▸ **GOAL OF THE EXERCISE**
Exclude the pictures and retype the entries as written.
=== GIVEN RECORDS ===
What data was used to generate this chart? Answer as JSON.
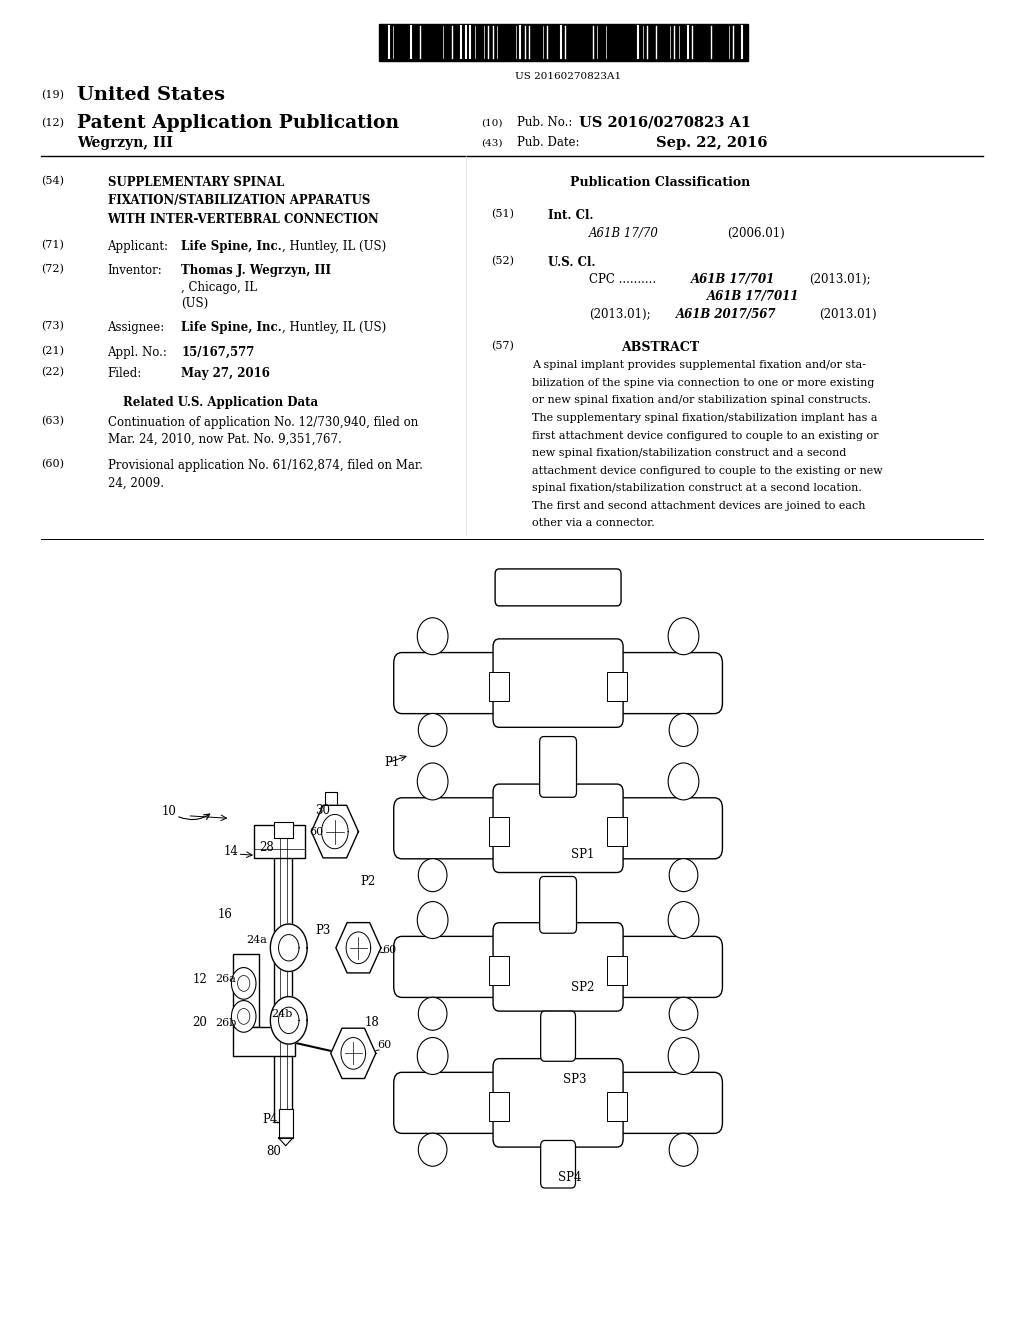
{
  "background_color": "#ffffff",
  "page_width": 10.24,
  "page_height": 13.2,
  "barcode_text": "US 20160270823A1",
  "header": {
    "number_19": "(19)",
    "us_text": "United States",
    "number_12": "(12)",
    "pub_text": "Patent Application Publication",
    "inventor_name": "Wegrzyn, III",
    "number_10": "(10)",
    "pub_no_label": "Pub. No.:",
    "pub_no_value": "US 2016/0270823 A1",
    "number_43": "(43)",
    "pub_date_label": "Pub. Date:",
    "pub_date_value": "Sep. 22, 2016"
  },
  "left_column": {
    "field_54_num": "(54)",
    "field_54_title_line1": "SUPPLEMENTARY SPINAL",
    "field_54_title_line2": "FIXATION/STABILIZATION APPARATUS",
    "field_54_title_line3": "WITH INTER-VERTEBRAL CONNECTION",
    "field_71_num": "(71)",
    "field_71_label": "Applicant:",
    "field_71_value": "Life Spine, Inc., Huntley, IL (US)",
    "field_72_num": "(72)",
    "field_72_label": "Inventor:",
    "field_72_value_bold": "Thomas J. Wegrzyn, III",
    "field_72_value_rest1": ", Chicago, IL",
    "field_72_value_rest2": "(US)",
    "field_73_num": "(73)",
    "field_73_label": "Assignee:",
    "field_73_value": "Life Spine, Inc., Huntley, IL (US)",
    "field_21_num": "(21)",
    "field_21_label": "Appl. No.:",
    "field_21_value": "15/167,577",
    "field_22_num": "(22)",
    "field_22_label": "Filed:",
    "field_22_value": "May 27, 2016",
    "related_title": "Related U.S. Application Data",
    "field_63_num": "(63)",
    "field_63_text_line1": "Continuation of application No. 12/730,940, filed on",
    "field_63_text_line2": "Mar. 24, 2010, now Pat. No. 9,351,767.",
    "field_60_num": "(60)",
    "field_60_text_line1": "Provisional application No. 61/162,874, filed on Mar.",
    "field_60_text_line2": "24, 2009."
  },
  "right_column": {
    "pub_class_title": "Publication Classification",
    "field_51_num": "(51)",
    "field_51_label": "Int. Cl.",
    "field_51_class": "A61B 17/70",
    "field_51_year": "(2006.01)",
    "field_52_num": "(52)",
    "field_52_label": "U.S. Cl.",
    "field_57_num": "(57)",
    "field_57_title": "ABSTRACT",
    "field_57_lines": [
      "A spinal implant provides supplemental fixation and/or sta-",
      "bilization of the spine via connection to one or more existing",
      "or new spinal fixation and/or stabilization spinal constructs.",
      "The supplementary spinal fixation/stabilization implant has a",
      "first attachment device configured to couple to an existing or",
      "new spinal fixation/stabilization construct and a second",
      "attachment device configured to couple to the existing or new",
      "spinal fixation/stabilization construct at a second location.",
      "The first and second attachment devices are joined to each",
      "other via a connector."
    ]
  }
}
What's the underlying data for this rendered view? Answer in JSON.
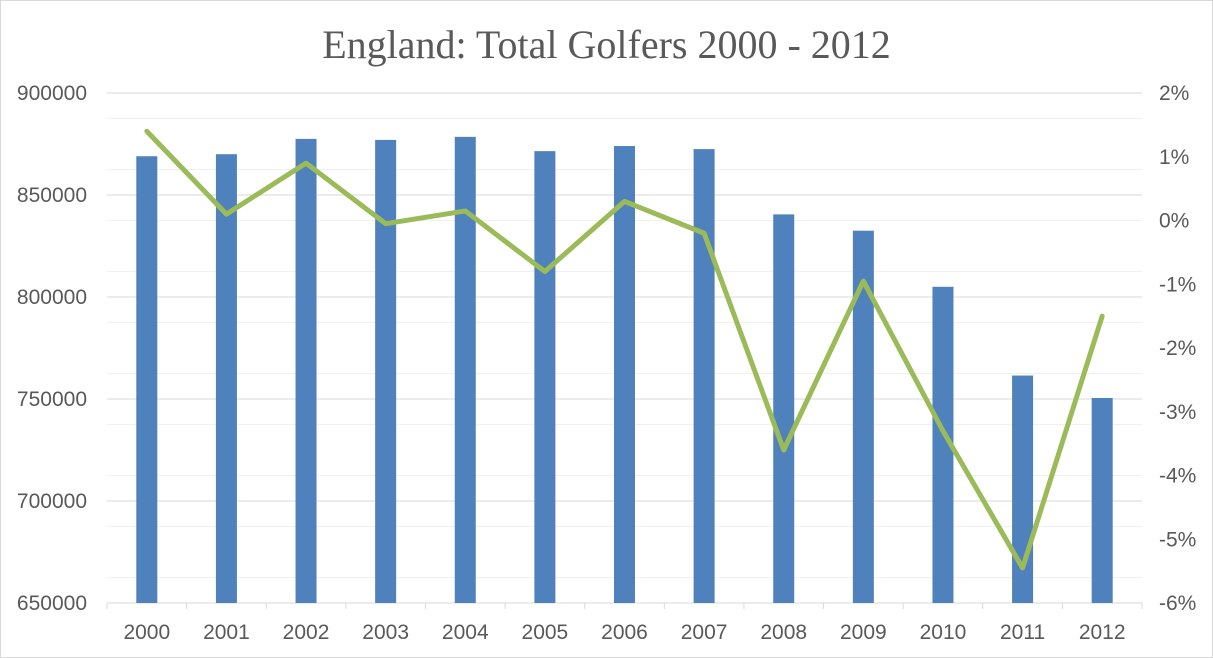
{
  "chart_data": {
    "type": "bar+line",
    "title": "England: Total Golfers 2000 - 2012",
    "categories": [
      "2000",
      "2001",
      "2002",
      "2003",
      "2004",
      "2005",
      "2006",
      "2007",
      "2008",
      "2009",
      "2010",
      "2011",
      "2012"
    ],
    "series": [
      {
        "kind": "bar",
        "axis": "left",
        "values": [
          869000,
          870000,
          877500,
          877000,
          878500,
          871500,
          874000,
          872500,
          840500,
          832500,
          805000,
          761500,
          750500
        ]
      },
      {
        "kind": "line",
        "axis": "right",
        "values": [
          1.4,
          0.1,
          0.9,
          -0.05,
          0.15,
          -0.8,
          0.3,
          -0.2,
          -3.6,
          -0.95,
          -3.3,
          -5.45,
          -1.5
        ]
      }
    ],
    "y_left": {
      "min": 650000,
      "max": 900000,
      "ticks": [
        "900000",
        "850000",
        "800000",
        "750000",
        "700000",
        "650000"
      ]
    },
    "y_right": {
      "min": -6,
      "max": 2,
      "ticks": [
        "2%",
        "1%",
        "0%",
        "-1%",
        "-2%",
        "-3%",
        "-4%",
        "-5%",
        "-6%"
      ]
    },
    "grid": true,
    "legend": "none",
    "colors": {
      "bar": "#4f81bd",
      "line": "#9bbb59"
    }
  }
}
===
▸ **WRITTEN ANSWER**
What data was used to generate this chart? Answer as JSON.
{
  "background_color": "#ffffff",
  "page_width": 10.24,
  "page_height": 13.2,
  "barcode_text": "US 20160270823A1",
  "header": {
    "number_19": "(19)",
    "us_text": "United States",
    "number_12": "(12)",
    "pub_text": "Patent Application Publication",
    "inventor_name": "Wegrzyn, III",
    "number_10": "(10)",
    "pub_no_label": "Pub. No.:",
    "pub_no_value": "US 2016/0270823 A1",
    "number_43": "(43)",
    "pub_date_label": "Pub. Date:",
    "pub_date_value": "Sep. 22, 2016"
  },
  "left_column": {
    "field_54_num": "(54)",
    "field_54_title_line1": "SUPPLEMENTARY SPINAL",
    "field_54_title_line2": "FIXATION/STABILIZATION APPARATUS",
    "field_54_title_line3": "WITH INTER-VERTEBRAL CONNECTION",
    "field_71_num": "(71)",
    "field_71_label": "Applicant:",
    "field_71_value": "Life Spine, Inc., Huntley, IL (US)",
    "field_72_num": "(72)",
    "field_72_label": "Inventor:",
    "field_72_value_bold": "Thomas J. Wegrzyn, III",
    "field_72_value_rest1": ", Chicago, IL",
    "field_72_value_rest2": "(US)",
    "field_73_num": "(73)",
    "field_73_label": "Assignee:",
    "field_73_value": "Life Spine, Inc., Huntley, IL (US)",
    "field_21_num": "(21)",
    "field_21_label": "Appl. No.:",
    "field_21_value": "15/167,577",
    "field_22_num": "(22)",
    "field_22_label": "Filed:",
    "field_22_value": "May 27, 2016",
    "related_title": "Related U.S. Application Data",
    "field_63_num": "(63)",
    "field_63_text_line1": "Continuation of application No. 12/730,940, filed on",
    "field_63_text_line2": "Mar. 24, 2010, now Pat. No. 9,351,767.",
    "field_60_num": "(60)",
    "field_60_text_line1": "Provisional application No. 61/162,874, filed on Mar.",
    "field_60_text_line2": "24, 2009."
  },
  "right_column": {
    "pub_class_title": "Publication Classification",
    "field_51_num": "(51)",
    "field_51_label": "Int. Cl.",
    "field_51_class": "A61B 17/70",
    "field_51_year": "(2006.01)",
    "field_52_num": "(52)",
    "field_52_label": "U.S. Cl.",
    "field_57_num": "(57)",
    "field_57_title": "ABSTRACT",
    "field_57_lines": [
      "A spinal implant provides supplemental fixation and/or sta-",
      "bilization of the spine via connection to one or more existing",
      "or new spinal fixation and/or stabilization spinal constructs.",
      "The supplementary spinal fixation/stabilization implant has a",
      "first attachment device configured to couple to an existing or",
      "new spinal fixation/stabilization construct and a second",
      "attachment device configured to couple to the existing or new",
      "spinal fixation/stabilization construct at a second location.",
      "The first and second attachment devices are joined to each",
      "other via a connector."
    ]
  }
}
What's the underlying data for this rendered view? Answer in JSON.
{
  "chart_data": {
    "type": "bar+line",
    "title": "England: Total Golfers 2000 - 2012",
    "categories": [
      "2000",
      "2001",
      "2002",
      "2003",
      "2004",
      "2005",
      "2006",
      "2007",
      "2008",
      "2009",
      "2010",
      "2011",
      "2012"
    ],
    "series": [
      {
        "kind": "bar",
        "axis": "left",
        "values": [
          869000,
          870000,
          877500,
          877000,
          878500,
          871500,
          874000,
          872500,
          840500,
          832500,
          805000,
          761500,
          750500
        ]
      },
      {
        "kind": "line",
        "axis": "right",
        "values": [
          1.4,
          0.1,
          0.9,
          -0.05,
          0.15,
          -0.8,
          0.3,
          -0.2,
          -3.6,
          -0.95,
          -3.3,
          -5.45,
          -1.5
        ]
      }
    ],
    "y_left": {
      "min": 650000,
      "max": 900000,
      "ticks": [
        "900000",
        "850000",
        "800000",
        "750000",
        "700000",
        "650000"
      ]
    },
    "y_right": {
      "min": -6,
      "max": 2,
      "ticks": [
        "2%",
        "1%",
        "0%",
        "-1%",
        "-2%",
        "-3%",
        "-4%",
        "-5%",
        "-6%"
      ]
    },
    "grid": true,
    "legend": "none",
    "colors": {
      "bar": "#4f81bd",
      "line": "#9bbb59"
    }
  }
}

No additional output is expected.